• TASK INPUT
◆ ◆ ◆ ◆ ◆

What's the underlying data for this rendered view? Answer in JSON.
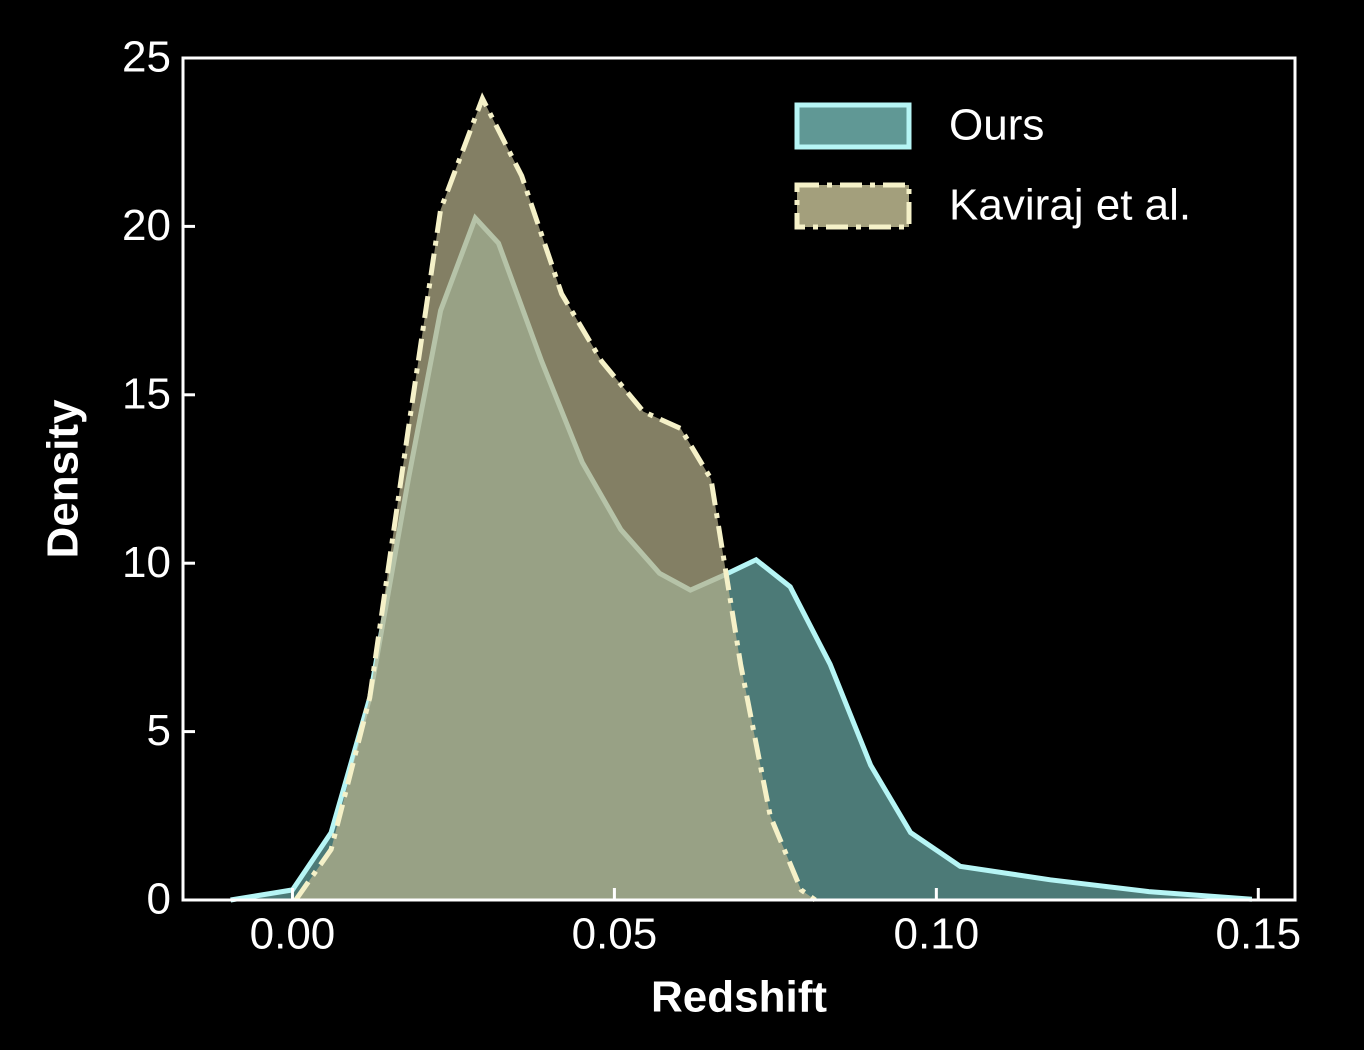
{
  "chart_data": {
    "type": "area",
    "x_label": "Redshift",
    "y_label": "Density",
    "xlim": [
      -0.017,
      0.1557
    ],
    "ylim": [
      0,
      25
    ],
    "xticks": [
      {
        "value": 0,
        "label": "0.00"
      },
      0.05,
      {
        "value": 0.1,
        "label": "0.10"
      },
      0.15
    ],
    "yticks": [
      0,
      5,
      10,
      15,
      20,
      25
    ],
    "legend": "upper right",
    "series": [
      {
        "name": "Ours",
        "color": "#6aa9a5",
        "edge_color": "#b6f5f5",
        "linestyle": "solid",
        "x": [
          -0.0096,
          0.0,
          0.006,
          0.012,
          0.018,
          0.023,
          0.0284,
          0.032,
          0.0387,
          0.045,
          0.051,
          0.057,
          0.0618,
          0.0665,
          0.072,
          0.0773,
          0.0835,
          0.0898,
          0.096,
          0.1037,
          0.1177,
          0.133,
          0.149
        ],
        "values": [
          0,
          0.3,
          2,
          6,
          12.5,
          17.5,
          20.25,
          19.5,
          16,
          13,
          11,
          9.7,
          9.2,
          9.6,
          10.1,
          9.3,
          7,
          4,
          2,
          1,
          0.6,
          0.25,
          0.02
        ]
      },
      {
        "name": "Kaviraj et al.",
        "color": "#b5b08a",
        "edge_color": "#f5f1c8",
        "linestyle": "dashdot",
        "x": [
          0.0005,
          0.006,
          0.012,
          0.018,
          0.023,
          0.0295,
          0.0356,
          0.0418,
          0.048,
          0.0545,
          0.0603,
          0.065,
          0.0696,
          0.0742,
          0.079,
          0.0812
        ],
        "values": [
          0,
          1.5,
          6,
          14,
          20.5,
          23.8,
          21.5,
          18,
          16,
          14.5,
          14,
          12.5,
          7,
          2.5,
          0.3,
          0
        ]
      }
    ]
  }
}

◆ ◆ ◆ ◆ ◆

Write the full listing out again with every line unchanged, but include no pictures.

What's the underlying data for this rendered view? Answer in JSON.
{
  "chart_data": {
    "type": "area",
    "x_label": "Redshift",
    "y_label": "Density",
    "xlim": [
      -0.017,
      0.1557
    ],
    "ylim": [
      0,
      25
    ],
    "xticks": [
      {
        "value": 0,
        "label": "0.00"
      },
      0.05,
      {
        "value": 0.1,
        "label": "0.10"
      },
      0.15
    ],
    "yticks": [
      0,
      5,
      10,
      15,
      20,
      25
    ],
    "legend": "upper right",
    "series": [
      {
        "name": "Ours",
        "color": "#6aa9a5",
        "edge_color": "#b6f5f5",
        "linestyle": "solid",
        "x": [
          -0.0096,
          0.0,
          0.006,
          0.012,
          0.018,
          0.023,
          0.0284,
          0.032,
          0.0387,
          0.045,
          0.051,
          0.057,
          0.0618,
          0.0665,
          0.072,
          0.0773,
          0.0835,
          0.0898,
          0.096,
          0.1037,
          0.1177,
          0.133,
          0.149
        ],
        "values": [
          0,
          0.3,
          2,
          6,
          12.5,
          17.5,
          20.25,
          19.5,
          16,
          13,
          11,
          9.7,
          9.2,
          9.6,
          10.1,
          9.3,
          7,
          4,
          2,
          1,
          0.6,
          0.25,
          0.02
        ]
      },
      {
        "name": "Kaviraj et al.",
        "color": "#b5b08a",
        "edge_color": "#f5f1c8",
        "linestyle": "dashdot",
        "x": [
          0.0005,
          0.006,
          0.012,
          0.018,
          0.023,
          0.0295,
          0.0356,
          0.0418,
          0.048,
          0.0545,
          0.0603,
          0.065,
          0.0696,
          0.0742,
          0.079,
          0.0812
        ],
        "values": [
          0,
          1.5,
          6,
          14,
          20.5,
          23.8,
          21.5,
          18,
          16,
          14.5,
          14,
          12.5,
          7,
          2.5,
          0.3,
          0
        ]
      }
    ]
  }
}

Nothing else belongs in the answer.